## BEGIN INPUT RECORDS
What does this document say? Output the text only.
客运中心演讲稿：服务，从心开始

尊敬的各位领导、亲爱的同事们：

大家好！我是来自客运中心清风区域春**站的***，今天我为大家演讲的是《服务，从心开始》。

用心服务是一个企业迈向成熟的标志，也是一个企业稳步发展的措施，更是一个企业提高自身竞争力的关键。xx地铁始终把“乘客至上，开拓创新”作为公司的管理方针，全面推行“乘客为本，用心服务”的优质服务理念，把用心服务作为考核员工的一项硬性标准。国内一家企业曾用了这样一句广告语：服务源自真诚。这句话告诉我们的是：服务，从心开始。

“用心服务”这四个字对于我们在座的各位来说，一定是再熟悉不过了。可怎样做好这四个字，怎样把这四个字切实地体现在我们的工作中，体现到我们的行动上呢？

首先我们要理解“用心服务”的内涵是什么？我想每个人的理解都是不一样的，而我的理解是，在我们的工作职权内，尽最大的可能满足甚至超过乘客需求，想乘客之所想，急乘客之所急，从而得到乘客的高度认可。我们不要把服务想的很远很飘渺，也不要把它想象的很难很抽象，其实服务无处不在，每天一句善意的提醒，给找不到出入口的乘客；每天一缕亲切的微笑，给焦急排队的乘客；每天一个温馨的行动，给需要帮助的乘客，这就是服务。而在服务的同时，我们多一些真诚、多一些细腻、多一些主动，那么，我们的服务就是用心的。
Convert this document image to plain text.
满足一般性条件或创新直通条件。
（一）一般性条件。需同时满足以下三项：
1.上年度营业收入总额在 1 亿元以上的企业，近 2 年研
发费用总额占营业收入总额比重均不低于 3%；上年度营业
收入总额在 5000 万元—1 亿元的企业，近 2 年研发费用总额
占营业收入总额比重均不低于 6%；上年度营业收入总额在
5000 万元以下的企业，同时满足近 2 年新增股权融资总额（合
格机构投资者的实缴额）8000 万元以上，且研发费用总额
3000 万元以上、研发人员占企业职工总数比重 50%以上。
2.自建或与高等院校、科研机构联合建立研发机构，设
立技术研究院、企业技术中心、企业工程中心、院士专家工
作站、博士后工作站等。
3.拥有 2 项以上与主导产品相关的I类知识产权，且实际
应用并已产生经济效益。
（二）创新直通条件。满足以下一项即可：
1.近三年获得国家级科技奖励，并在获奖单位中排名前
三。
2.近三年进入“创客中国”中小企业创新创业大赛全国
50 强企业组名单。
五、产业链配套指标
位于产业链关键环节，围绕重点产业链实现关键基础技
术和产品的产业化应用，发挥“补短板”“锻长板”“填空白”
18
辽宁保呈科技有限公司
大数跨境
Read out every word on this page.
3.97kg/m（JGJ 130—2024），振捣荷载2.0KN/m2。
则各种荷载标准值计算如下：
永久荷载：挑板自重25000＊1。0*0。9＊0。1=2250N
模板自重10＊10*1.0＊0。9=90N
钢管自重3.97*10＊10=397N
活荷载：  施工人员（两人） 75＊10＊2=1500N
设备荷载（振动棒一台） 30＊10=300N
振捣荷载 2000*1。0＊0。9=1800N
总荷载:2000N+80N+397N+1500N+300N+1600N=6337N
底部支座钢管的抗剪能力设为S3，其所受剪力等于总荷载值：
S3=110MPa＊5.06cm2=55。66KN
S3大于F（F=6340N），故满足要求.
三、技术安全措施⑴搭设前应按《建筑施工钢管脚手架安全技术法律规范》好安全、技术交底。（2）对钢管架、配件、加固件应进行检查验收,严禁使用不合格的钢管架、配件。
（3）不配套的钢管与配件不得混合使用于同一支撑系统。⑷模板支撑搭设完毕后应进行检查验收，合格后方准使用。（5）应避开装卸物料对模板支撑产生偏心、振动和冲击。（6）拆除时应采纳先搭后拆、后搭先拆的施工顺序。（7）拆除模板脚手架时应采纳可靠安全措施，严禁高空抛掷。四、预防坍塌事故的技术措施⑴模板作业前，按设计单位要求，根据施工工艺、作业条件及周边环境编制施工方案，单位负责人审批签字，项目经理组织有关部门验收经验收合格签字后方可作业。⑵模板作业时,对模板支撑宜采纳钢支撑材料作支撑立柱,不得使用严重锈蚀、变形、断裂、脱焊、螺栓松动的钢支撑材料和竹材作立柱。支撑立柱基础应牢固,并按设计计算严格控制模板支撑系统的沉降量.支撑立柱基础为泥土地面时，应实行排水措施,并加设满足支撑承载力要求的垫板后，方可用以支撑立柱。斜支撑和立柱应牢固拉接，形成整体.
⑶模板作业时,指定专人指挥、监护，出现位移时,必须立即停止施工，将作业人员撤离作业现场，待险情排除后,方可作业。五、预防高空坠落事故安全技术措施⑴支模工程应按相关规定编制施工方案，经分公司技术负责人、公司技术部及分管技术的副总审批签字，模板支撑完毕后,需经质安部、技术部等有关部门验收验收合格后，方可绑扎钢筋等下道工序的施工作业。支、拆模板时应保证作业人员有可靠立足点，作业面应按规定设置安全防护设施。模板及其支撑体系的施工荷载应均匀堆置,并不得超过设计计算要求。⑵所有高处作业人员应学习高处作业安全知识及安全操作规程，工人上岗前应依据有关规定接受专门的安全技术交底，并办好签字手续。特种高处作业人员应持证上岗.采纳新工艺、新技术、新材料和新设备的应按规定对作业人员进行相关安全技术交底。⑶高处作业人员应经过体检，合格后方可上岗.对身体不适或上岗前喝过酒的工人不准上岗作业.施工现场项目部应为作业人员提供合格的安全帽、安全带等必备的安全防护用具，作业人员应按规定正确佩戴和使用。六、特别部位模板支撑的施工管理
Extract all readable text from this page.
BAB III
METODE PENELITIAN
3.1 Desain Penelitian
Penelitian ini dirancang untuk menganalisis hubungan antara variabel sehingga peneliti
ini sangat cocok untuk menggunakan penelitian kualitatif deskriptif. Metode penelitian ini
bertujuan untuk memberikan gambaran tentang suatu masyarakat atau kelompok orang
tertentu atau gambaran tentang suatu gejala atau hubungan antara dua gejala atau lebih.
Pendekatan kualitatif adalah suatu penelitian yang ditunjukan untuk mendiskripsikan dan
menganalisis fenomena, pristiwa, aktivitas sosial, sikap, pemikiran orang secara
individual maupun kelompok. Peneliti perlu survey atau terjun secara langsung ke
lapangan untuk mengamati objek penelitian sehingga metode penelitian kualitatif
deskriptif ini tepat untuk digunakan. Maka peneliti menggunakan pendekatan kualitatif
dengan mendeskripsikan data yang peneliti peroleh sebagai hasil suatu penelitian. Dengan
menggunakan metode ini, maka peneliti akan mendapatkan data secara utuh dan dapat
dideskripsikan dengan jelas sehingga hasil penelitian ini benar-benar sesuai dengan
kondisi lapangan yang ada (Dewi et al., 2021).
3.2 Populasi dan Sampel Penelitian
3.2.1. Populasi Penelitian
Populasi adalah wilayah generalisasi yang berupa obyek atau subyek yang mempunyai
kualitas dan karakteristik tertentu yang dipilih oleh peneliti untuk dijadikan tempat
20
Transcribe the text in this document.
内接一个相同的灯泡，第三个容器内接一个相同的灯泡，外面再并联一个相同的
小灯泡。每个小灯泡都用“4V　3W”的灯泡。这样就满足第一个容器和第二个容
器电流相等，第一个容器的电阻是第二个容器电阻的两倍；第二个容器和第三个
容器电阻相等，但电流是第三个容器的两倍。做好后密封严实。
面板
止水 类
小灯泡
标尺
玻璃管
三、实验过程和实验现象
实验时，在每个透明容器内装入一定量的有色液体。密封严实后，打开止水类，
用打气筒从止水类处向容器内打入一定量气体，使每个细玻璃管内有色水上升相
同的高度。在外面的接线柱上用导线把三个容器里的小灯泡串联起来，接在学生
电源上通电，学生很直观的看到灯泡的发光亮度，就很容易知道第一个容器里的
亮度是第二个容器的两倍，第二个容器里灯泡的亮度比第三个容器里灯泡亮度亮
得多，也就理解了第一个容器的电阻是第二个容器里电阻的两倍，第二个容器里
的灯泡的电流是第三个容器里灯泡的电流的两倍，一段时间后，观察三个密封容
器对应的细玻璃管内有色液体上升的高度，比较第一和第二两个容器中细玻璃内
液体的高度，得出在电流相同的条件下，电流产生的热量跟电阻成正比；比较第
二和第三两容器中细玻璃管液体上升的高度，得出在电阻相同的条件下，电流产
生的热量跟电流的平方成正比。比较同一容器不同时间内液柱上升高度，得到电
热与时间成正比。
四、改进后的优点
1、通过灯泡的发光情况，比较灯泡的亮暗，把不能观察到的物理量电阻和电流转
## END INPUT RECORDS
Scan the data above; copy every line where "kualitatif" appears.

● **THE COMPLETED TASK**
ini sangat cocok untuk menggunakan penelitian kualitatif deskriptif. Metode penelitian ini
Pendekatan kualitatif adalah suatu penelitian yang ditunjukan untuk mendiskripsikan dan
lapangan untuk mengamati objek penelitian sehingga metode penelitian kualitatif
deskriptif ini tepat untuk digunakan. Maka peneliti menggunakan pendekatan kualitatif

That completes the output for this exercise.